Source records
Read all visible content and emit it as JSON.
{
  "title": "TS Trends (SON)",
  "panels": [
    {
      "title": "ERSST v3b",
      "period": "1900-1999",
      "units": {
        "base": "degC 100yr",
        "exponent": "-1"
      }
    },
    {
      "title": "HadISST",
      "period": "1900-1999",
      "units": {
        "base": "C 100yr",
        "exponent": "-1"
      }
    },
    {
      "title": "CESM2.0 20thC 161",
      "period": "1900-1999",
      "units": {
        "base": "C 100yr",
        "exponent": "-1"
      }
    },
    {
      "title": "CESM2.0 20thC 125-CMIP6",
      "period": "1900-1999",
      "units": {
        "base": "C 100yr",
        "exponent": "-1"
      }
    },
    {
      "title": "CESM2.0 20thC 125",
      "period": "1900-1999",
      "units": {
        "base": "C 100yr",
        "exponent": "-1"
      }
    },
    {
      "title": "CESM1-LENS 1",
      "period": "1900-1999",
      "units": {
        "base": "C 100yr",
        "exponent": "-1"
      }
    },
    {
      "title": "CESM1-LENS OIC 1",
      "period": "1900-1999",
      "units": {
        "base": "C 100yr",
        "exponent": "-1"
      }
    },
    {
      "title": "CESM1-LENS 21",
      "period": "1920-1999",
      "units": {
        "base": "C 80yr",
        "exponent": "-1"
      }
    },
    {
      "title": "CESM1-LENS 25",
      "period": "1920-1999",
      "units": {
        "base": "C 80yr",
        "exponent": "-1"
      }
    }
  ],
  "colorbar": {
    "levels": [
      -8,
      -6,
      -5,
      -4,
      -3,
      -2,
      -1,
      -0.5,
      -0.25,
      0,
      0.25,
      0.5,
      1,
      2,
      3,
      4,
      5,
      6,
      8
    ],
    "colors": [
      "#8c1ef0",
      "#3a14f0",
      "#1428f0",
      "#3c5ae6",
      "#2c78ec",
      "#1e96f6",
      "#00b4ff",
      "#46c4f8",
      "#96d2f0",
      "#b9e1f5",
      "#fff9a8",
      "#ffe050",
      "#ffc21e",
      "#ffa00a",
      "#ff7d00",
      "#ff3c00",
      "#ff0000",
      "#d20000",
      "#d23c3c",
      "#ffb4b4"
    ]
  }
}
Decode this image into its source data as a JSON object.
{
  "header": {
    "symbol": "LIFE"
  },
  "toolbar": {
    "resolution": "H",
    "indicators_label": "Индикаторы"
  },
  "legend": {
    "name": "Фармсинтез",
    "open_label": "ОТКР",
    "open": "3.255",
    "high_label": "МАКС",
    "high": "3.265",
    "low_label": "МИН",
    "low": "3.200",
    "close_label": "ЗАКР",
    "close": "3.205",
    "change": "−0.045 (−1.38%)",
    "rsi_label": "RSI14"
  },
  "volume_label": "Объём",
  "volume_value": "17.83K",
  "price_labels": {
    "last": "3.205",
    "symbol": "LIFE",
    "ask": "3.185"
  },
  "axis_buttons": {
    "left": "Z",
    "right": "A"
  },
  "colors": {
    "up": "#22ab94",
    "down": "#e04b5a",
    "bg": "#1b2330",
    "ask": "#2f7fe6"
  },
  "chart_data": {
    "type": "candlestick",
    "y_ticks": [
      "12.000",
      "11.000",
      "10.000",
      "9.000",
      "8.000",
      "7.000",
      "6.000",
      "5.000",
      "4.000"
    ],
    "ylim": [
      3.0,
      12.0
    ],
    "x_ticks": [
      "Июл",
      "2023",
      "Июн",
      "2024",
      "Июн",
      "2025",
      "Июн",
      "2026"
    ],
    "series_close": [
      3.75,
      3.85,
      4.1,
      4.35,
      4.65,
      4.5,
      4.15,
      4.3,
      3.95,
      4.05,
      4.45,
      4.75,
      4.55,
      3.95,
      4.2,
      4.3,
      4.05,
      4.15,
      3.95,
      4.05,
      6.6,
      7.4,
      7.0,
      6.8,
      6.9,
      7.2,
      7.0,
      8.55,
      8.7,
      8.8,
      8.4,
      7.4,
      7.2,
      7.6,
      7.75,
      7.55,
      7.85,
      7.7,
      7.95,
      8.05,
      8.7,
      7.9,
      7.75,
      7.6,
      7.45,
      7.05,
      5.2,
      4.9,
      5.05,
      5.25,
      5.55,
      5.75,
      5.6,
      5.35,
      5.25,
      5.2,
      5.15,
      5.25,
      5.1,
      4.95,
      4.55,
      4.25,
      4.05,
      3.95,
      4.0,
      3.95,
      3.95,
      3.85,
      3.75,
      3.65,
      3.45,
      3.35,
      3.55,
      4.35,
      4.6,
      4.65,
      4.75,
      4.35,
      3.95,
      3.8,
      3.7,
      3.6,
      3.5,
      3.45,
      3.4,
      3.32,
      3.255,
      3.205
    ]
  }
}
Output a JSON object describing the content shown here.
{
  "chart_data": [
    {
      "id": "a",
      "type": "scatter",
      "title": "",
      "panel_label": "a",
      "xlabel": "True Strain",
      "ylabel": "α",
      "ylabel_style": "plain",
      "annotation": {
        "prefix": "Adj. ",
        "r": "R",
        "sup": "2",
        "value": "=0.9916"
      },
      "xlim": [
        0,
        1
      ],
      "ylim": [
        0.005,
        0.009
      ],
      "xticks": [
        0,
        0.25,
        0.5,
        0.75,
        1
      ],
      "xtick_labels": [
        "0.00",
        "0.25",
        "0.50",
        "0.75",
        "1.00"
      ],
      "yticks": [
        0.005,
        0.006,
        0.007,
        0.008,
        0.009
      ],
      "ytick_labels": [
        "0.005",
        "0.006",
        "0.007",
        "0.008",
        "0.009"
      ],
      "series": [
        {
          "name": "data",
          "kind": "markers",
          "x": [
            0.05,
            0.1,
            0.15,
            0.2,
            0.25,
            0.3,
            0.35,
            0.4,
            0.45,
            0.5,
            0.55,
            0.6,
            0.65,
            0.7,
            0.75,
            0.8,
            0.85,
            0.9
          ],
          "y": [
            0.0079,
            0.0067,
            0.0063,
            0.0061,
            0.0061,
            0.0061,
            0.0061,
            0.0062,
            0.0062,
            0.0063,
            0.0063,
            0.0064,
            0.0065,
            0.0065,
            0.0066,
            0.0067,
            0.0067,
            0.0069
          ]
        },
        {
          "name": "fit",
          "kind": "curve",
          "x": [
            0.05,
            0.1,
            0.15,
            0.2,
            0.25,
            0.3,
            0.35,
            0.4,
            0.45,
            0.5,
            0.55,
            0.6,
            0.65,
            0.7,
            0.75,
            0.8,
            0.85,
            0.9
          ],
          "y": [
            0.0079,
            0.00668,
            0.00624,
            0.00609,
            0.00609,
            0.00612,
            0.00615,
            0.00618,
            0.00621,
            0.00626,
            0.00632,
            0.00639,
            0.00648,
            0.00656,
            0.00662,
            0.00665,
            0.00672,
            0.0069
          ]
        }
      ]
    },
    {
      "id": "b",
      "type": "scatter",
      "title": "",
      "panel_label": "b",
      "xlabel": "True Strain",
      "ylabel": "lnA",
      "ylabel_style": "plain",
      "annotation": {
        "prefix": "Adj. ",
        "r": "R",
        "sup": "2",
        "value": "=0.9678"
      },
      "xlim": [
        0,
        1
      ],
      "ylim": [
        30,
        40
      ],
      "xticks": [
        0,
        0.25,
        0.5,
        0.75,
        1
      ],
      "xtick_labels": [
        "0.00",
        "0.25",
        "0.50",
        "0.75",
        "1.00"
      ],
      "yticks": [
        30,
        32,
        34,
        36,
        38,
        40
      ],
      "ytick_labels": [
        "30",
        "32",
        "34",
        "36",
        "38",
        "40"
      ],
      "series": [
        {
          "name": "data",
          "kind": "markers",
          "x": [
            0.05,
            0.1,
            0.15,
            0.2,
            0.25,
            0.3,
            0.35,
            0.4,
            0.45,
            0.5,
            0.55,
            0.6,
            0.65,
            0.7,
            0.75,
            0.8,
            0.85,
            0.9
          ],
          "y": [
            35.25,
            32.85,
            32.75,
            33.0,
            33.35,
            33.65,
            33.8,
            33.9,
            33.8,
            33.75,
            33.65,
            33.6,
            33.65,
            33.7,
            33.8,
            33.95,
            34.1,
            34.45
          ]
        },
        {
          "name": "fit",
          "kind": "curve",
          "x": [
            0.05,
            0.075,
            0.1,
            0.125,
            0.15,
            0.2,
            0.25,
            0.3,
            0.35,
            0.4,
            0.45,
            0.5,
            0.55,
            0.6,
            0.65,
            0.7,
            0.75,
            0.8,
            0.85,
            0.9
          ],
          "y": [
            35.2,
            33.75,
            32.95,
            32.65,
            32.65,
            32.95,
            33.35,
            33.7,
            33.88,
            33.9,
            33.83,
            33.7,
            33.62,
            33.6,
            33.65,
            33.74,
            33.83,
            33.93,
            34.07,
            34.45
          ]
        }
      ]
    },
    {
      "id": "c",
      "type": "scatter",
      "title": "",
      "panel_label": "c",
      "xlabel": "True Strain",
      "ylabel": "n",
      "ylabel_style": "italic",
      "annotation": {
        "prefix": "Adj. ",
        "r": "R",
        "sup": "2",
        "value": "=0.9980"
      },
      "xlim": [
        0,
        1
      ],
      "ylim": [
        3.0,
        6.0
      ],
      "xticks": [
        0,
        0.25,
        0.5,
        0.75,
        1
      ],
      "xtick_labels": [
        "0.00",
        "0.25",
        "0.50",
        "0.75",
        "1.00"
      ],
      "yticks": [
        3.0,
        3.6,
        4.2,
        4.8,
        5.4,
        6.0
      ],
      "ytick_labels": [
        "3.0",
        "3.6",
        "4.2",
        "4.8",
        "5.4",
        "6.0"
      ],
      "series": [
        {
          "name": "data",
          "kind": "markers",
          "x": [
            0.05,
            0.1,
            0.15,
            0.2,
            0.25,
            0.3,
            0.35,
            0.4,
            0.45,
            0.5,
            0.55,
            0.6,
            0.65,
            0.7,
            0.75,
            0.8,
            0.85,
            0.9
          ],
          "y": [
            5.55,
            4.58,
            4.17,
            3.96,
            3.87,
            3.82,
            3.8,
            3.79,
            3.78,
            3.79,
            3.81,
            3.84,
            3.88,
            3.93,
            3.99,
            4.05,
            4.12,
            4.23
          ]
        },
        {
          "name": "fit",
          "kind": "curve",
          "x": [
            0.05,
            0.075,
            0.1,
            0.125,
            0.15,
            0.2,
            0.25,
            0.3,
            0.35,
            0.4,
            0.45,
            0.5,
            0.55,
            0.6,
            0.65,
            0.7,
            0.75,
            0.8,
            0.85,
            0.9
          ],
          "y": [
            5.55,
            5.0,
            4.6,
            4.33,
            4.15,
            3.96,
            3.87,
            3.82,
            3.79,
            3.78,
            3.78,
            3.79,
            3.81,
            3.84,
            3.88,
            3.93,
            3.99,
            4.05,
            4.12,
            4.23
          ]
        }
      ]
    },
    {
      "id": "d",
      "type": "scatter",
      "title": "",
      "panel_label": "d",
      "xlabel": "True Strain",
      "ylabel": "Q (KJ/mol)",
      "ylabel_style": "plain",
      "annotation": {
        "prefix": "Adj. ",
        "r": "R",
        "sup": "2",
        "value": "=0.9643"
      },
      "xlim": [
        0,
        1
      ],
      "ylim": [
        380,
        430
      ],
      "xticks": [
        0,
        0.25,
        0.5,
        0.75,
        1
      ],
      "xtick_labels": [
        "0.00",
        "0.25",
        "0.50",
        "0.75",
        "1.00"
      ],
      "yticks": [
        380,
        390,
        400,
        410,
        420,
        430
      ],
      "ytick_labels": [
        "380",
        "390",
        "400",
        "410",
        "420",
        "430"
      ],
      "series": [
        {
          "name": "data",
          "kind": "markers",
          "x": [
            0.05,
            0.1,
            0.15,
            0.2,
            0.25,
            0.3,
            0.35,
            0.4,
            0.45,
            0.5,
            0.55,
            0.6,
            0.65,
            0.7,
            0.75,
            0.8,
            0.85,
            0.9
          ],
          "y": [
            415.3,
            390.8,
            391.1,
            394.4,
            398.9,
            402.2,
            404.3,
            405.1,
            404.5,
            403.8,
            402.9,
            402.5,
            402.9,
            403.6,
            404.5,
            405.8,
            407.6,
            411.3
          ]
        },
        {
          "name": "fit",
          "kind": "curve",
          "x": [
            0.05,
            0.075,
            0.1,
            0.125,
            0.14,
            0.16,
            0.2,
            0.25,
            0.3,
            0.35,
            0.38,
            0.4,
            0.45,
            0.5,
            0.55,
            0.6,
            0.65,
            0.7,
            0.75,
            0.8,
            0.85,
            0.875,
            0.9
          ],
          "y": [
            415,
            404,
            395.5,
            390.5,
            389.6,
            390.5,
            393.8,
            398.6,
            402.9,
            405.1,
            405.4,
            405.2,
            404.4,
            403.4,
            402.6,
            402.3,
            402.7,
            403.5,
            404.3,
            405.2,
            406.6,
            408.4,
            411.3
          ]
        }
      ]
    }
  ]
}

--- AIM OF THE TASK ---
Pick out and copy the lines of the material that include the word "LENS".

--- WRITTEN ANSWER ---
      "title": "CESM1-LENS 1",
      "title": "CESM1-LENS OIC 1",
      "title": "CESM1-LENS 21",
      "title": "CESM1-LENS 25",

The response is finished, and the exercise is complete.